* _Task objective_: Print out every record exactly as it appears.

==== Material ====

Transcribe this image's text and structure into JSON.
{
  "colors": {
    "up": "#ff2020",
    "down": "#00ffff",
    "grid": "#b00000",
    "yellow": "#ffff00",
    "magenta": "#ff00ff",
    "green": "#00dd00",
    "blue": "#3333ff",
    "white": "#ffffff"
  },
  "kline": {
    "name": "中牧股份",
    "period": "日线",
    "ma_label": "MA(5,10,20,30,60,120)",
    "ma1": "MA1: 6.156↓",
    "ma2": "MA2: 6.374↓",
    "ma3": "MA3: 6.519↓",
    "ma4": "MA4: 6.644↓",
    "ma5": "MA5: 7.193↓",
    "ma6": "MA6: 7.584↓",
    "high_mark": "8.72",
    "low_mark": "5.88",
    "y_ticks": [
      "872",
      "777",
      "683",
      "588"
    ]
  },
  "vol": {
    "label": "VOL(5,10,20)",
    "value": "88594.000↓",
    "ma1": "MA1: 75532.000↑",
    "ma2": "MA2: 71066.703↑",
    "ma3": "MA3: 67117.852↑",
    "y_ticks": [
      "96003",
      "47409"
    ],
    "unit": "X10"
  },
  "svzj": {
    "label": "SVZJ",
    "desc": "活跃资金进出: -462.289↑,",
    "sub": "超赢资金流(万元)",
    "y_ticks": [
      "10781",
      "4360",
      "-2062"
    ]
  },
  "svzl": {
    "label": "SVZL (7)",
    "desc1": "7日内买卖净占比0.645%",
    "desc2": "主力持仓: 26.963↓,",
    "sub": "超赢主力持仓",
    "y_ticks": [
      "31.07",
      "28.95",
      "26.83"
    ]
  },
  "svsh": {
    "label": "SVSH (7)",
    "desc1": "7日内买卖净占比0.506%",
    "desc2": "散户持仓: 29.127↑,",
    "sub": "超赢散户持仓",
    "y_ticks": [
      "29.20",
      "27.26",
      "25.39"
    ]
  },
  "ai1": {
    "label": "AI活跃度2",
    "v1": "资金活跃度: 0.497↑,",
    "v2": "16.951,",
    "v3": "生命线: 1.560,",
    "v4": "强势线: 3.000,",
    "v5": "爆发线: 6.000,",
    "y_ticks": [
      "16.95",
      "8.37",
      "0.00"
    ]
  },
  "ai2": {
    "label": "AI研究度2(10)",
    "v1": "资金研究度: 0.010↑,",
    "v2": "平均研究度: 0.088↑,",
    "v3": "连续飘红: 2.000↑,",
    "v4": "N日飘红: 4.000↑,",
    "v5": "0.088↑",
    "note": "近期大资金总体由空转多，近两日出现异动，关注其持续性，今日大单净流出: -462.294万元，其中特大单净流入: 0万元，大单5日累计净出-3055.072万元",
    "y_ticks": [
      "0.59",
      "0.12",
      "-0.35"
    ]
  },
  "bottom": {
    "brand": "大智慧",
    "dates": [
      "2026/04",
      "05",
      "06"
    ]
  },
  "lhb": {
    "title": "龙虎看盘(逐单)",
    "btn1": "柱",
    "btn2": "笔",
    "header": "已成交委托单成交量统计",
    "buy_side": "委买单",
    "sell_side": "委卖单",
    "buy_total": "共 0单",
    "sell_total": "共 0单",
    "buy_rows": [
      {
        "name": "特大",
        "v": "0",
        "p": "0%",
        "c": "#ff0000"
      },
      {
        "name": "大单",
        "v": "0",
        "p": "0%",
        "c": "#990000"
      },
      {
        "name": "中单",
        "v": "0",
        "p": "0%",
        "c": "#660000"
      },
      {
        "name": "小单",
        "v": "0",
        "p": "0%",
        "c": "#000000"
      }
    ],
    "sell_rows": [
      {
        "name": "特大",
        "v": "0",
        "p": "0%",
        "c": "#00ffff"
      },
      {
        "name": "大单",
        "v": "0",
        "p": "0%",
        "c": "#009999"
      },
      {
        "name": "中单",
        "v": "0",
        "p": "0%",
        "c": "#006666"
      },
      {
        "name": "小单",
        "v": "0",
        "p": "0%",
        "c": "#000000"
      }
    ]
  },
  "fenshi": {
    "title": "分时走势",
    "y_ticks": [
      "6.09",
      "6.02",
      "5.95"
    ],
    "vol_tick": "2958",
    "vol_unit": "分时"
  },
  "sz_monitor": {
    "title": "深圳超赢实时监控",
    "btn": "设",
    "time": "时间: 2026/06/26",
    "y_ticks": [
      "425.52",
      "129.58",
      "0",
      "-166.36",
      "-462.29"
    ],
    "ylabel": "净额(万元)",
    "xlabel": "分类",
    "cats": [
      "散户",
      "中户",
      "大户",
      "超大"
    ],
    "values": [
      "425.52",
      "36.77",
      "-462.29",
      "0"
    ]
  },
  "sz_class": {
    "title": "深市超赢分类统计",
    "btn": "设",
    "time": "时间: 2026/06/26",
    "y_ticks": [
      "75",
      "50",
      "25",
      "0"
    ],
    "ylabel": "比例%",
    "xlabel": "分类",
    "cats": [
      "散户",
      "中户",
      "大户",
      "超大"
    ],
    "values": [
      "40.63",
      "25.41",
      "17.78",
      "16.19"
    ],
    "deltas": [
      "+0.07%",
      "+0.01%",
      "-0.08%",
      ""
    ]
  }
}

====

* _Full answer_:
Transcribe this image's text and structure into JSON.
{
  "colors": {
    "up": "#ff2020",
    "down": "#00ffff",
    "grid": "#b00000",
    "yellow": "#ffff00",
    "magenta": "#ff00ff",
    "green": "#00dd00",
    "blue": "#3333ff",
    "white": "#ffffff"
  },
  "kline": {
    "name": "中牧股份",
    "period": "日线",
    "ma_label": "MA(5,10,20,30,60,120)",
    "ma1": "MA1: 6.156↓",
    "ma2": "MA2: 6.374↓",
    "ma3": "MA3: 6.519↓",
    "ma4": "MA4: 6.644↓",
    "ma5": "MA5: 7.193↓",
    "ma6": "MA6: 7.584↓",
    "high_mark": "8.72",
    "low_mark": "5.88",
    "y_ticks": [
      "872",
      "777",
      "683",
      "588"
    ]
  },
  "vol": {
    "label": "VOL(5,10,20)",
    "value": "88594.000↓",
    "ma1": "MA1: 75532.000↑",
    "ma2": "MA2: 71066.703↑",
    "ma3": "MA3: 67117.852↑",
    "y_ticks": [
      "96003",
      "47409"
    ],
    "unit": "X10"
  },
  "svzj": {
    "label": "SVZJ",
    "desc": "活跃资金进出: -462.289↑,",
    "sub": "超赢资金流(万元)",
    "y_ticks": [
      "10781",
      "4360",
      "-2062"
    ]
  },
  "svzl": {
    "label": "SVZL (7)",
    "desc1": "7日内买卖净占比0.645%",
    "desc2": "主力持仓: 26.963↓,",
    "sub": "超赢主力持仓",
    "y_ticks": [
      "31.07",
      "28.95",
      "26.83"
    ]
  },
  "svsh": {
    "label": "SVSH (7)",
    "desc1": "7日内买卖净占比0.506%",
    "desc2": "散户持仓: 29.127↑,",
    "sub": "超赢散户持仓",
    "y_ticks": [
      "29.20",
      "27.26",
      "25.39"
    ]
  },
  "ai1": {
    "label": "AI活跃度2",
    "v1": "资金活跃度: 0.497↑,",
    "v2": "16.951,",
    "v3": "生命线: 1.560,",
    "v4": "强势线: 3.000,",
    "v5": "爆发线: 6.000,",
    "y_ticks": [
      "16.95",
      "8.37",
      "0.00"
    ]
  },
  "ai2": {
    "label": "AI研究度2(10)",
    "v1": "资金研究度: 0.010↑,",
    "v2": "平均研究度: 0.088↑,",
    "v3": "连续飘红: 2.000↑,",
    "v4": "N日飘红: 4.000↑,",
    "v5": "0.088↑",
    "note": "近期大资金总体由空转多，近两日出现异动，关注其持续性，今日大单净流出: -462.294万元，其中特大单净流入: 0万元，大单5日累计净出-3055.072万元",
    "y_ticks": [
      "0.59",
      "0.12",
      "-0.35"
    ]
  },
  "bottom": {
    "brand": "大智慧",
    "dates": [
      "2026/04",
      "05",
      "06"
    ]
  },
  "lhb": {
    "title": "龙虎看盘(逐单)",
    "btn1": "柱",
    "btn2": "笔",
    "header": "已成交委托单成交量统计",
    "buy_side": "委买单",
    "sell_side": "委卖单",
    "buy_total": "共 0单",
    "sell_total": "共 0单",
    "buy_rows": [
      {
        "name": "特大",
        "v": "0",
        "p": "0%",
        "c": "#ff0000"
      },
      {
        "name": "大单",
        "v": "0",
        "p": "0%",
        "c": "#990000"
      },
      {
        "name": "中单",
        "v": "0",
        "p": "0%",
        "c": "#660000"
      },
      {
        "name": "小单",
        "v": "0",
        "p": "0%",
        "c": "#000000"
      }
    ],
    "sell_rows": [
      {
        "name": "特大",
        "v": "0",
        "p": "0%",
        "c": "#00ffff"
      },
      {
        "name": "大单",
        "v": "0",
        "p": "0%",
        "c": "#009999"
      },
      {
        "name": "中单",
        "v": "0",
        "p": "0%",
        "c": "#006666"
      },
      {
        "name": "小单",
        "v": "0",
        "p": "0%",
        "c": "#000000"
      }
    ]
  },
  "fenshi": {
    "title": "分时走势",
    "y_ticks": [
      "6.09",
      "6.02",
      "5.95"
    ],
    "vol_tick": "2958",
    "vol_unit": "分时"
  },
  "sz_monitor": {
    "title": "深圳超赢实时监控",
    "btn": "设",
    "time": "时间: 2026/06/26",
    "y_ticks": [
      "425.52",
      "129.58",
      "0",
      "-166.36",
      "-462.29"
    ],
    "ylabel": "净额(万元)",
    "xlabel": "分类",
    "cats": [
      "散户",
      "中户",
      "大户",
      "超大"
    ],
    "values": [
      "425.52",
      "36.77",
      "-462.29",
      "0"
    ]
  },
  "sz_class": {
    "title": "深市超赢分类统计",
    "btn": "设",
    "time": "时间: 2026/06/26",
    "y_ticks": [
      "75",
      "50",
      "25",
      "0"
    ],
    "ylabel": "比例%",
    "xlabel": "分类",
    "cats": [
      "散户",
      "中户",
      "大户",
      "超大"
    ],
    "values": [
      "40.63",
      "25.41",
      "17.78",
      "16.19"
    ],
    "deltas": [
      "+0.07%",
      "+0.01%",
      "-0.08%",
      ""
    ]
  }
}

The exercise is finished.